## Set exercise
Images do not belong in the copy. Retype all the entries below exactly.

Source records:
- - -

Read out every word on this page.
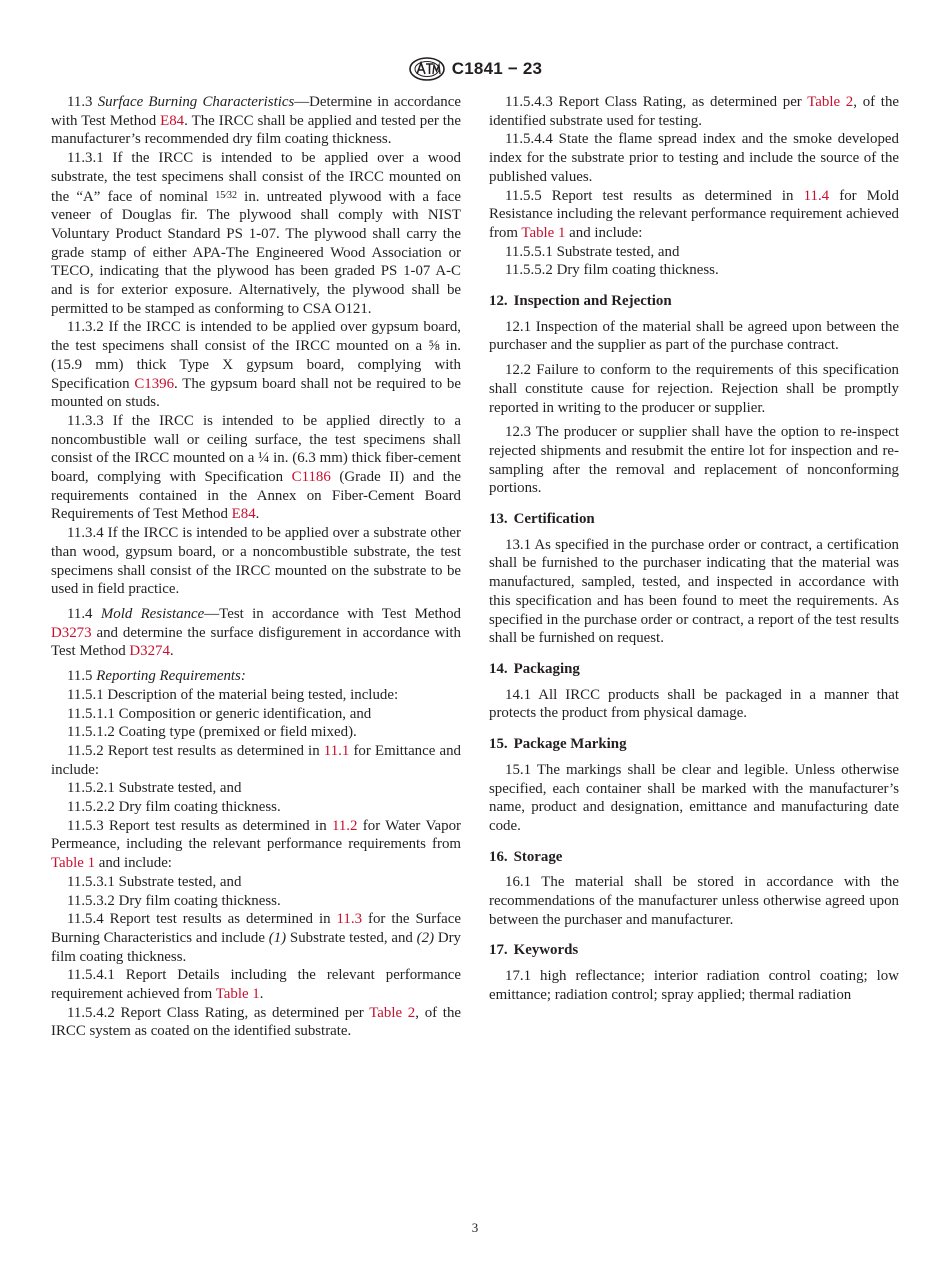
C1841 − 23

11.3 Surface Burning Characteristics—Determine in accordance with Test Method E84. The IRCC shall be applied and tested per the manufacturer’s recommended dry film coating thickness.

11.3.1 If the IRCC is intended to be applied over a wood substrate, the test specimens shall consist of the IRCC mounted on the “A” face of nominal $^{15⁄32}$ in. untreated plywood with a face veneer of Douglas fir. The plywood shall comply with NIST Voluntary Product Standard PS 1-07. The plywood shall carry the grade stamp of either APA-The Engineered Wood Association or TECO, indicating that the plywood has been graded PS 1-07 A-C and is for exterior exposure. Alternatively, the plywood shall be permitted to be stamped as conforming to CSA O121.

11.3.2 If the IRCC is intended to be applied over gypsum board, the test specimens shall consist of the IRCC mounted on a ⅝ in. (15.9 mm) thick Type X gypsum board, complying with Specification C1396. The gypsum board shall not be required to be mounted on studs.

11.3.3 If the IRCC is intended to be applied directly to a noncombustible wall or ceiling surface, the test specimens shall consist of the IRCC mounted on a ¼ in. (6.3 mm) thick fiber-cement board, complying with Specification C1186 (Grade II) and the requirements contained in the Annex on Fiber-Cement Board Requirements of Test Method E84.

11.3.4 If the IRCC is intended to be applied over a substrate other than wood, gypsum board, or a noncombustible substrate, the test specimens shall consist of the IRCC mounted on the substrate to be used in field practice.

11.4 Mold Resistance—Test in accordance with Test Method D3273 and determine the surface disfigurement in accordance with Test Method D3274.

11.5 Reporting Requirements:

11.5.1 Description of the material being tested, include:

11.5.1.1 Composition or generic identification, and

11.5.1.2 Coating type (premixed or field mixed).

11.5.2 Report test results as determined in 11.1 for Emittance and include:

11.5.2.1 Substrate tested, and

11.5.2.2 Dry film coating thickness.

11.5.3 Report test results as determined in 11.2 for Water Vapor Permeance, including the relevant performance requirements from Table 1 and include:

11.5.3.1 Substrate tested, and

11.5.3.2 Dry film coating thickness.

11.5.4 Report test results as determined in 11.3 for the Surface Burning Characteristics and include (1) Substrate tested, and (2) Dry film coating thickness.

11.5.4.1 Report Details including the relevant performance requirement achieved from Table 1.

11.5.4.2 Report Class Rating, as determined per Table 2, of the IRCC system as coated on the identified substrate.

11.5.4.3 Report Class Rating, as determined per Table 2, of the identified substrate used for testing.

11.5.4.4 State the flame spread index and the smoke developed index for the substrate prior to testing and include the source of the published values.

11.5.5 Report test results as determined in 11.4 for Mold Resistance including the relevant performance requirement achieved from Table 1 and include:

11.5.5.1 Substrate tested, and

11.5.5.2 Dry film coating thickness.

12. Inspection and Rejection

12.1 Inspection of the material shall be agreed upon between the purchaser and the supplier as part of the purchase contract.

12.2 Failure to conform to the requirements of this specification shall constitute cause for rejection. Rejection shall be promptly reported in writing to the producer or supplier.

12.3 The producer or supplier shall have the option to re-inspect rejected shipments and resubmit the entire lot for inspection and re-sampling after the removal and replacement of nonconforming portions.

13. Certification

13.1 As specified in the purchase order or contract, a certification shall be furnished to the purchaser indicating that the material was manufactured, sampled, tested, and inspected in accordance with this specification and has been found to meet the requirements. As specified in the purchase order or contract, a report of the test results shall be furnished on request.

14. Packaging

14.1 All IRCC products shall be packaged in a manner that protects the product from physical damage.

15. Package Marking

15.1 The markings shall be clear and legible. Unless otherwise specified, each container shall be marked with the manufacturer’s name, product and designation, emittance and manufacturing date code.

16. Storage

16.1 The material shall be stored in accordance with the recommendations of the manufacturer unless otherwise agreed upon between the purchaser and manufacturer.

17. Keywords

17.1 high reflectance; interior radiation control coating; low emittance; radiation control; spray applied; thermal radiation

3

- - -

## Answer to the task
Read out every word on this page.
C1841 − 23

11.3 Surface Burning Characteristics—Determine in accordance with Test Method E84. The IRCC shall be applied and tested per the manufacturer’s recommended dry film coating thickness.

11.3.1 If the IRCC is intended to be applied over a wood substrate, the test specimens shall consist of the IRCC mounted on the “A” face of nominal $^{15⁄32}$ in. untreated plywood with a face veneer of Douglas fir. The plywood shall comply with NIST Voluntary Product Standard PS 1-07. The plywood shall carry the grade stamp of either APA-The Engineered Wood Association or TECO, indicating that the plywood has been graded PS 1-07 A-C and is for exterior exposure. Alternatively, the plywood shall be permitted to be stamped as conforming to CSA O121.

11.3.2 If the IRCC is intended to be applied over gypsum board, the test specimens shall consist of the IRCC mounted on a ⅝ in. (15.9 mm) thick Type X gypsum board, complying with Specification C1396. The gypsum board shall not be required to be mounted on studs.

11.3.3 If the IRCC is intended to be applied directly to a noncombustible wall or ceiling surface, the test specimens shall consist of the IRCC mounted on a ¼ in. (6.3 mm) thick fiber-cement board, complying with Specification C1186 (Grade II) and the requirements contained in the Annex on Fiber-Cement Board Requirements of Test Method E84.

11.3.4 If the IRCC is intended to be applied over a substrate other than wood, gypsum board, or a noncombustible substrate, the test specimens shall consist of the IRCC mounted on the substrate to be used in field practice.

11.4 Mold Resistance—Test in accordance with Test Method D3273 and determine the surface disfigurement in accordance with Test Method D3274.

11.5 Reporting Requirements:

11.5.1 Description of the material being tested, include:

11.5.1.1 Composition or generic identification, and

11.5.1.2 Coating type (premixed or field mixed).

11.5.2 Report test results as determined in 11.1 for Emittance and include:

11.5.2.1 Substrate tested, and

11.5.2.2 Dry film coating thickness.

11.5.3 Report test results as determined in 11.2 for Water Vapor Permeance, including the relevant performance requirements from Table 1 and include:

11.5.3.1 Substrate tested, and

11.5.3.2 Dry film coating thickness.

11.5.4 Report test results as determined in 11.3 for the Surface Burning Characteristics and include (1) Substrate tested, and (2) Dry film coating thickness.

11.5.4.1 Report Details including the relevant performance requirement achieved from Table 1.

11.5.4.2 Report Class Rating, as determined per Table 2, of the IRCC system as coated on the identified substrate.

11.5.4.3 Report Class Rating, as determined per Table 2, of the identified substrate used for testing.

11.5.4.4 State the flame spread index and the smoke developed index for the substrate prior to testing and include the source of the published values.

11.5.5 Report test results as determined in 11.4 for Mold Resistance including the relevant performance requirement achieved from Table 1 and include:

11.5.5.1 Substrate tested, and

11.5.5.2 Dry film coating thickness.

12. Inspection and Rejection

12.1 Inspection of the material shall be agreed upon between the purchaser and the supplier as part of the purchase contract.

12.2 Failure to conform to the requirements of this specification shall constitute cause for rejection. Rejection shall be promptly reported in writing to the producer or supplier.

12.3 The producer or supplier shall have the option to re-inspect rejected shipments and resubmit the entire lot for inspection and re-sampling after the removal and replacement of nonconforming portions.

13. Certification

13.1 As specified in the purchase order or contract, a certification shall be furnished to the purchaser indicating that the material was manufactured, sampled, tested, and inspected in accordance with this specification and has been found to meet the requirements. As specified in the purchase order or contract, a report of the test results shall be furnished on request.

14. Packaging

14.1 All IRCC products shall be packaged in a manner that protects the product from physical damage.

15. Package Marking

15.1 The markings shall be clear and legible. Unless otherwise specified, each container shall be marked with the manufacturer’s name, product and designation, emittance and manufacturing date code.

16. Storage

16.1 The material shall be stored in accordance with the recommendations of the manufacturer unless otherwise agreed upon between the purchaser and manufacturer.

17. Keywords

17.1 high reflectance; interior radiation control coating; low emittance; radiation control; spray applied; thermal radiation

3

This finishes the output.